Your task: Check every line of the entries that follow, and copy the ones containing "Чемпионат".

Record set:
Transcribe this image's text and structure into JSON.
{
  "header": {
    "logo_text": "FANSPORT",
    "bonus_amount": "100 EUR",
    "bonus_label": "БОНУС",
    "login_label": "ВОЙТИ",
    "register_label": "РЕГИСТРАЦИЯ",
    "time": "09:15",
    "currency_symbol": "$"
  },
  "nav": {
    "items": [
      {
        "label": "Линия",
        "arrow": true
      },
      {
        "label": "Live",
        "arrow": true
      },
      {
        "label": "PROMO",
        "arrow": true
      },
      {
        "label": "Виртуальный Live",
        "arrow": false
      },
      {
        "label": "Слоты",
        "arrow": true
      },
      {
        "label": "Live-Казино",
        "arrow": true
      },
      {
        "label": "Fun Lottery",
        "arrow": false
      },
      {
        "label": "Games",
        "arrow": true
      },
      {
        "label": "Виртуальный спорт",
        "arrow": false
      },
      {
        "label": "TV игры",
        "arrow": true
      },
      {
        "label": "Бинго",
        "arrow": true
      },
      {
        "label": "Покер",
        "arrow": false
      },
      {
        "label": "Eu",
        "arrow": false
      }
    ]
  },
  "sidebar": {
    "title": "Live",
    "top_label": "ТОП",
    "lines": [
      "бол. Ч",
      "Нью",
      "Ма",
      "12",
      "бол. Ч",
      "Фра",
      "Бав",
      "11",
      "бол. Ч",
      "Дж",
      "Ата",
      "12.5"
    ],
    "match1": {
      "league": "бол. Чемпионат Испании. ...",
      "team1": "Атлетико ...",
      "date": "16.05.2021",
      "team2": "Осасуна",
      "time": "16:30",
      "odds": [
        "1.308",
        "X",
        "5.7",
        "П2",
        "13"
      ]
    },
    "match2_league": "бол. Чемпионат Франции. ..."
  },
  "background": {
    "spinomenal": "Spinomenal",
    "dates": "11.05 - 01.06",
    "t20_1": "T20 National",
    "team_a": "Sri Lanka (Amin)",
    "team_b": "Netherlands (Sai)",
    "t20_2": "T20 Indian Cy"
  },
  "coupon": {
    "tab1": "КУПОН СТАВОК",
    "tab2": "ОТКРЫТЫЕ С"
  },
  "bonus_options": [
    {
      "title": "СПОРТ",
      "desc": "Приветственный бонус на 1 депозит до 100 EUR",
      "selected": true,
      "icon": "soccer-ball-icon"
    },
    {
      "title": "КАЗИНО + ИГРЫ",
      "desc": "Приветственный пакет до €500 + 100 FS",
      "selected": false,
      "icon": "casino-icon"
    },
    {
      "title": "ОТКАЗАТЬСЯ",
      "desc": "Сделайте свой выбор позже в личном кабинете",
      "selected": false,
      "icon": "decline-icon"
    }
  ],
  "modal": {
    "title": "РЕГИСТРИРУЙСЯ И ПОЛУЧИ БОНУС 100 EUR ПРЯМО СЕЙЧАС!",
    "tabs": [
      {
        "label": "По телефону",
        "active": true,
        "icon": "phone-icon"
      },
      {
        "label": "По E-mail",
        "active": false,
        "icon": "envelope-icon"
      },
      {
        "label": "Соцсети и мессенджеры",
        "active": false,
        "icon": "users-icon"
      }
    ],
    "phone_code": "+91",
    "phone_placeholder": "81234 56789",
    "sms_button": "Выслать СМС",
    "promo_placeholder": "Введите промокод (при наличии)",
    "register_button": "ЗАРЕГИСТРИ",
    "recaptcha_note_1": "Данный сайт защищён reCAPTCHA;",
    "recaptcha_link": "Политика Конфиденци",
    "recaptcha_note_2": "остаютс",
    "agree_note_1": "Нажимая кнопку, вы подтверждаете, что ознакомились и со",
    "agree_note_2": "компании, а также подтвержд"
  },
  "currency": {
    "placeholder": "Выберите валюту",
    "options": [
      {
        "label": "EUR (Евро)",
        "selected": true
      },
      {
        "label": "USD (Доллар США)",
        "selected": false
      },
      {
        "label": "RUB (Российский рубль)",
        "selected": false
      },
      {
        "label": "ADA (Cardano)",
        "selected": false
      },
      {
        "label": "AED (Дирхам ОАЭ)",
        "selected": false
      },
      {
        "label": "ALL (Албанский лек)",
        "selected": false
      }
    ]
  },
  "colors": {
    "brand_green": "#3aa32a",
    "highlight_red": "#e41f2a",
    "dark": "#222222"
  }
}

Result of the exercise:
      "league": "бол. Чемпионат Испании. ...",
    "match2_league": "бол. Чемпионат Франции. ..."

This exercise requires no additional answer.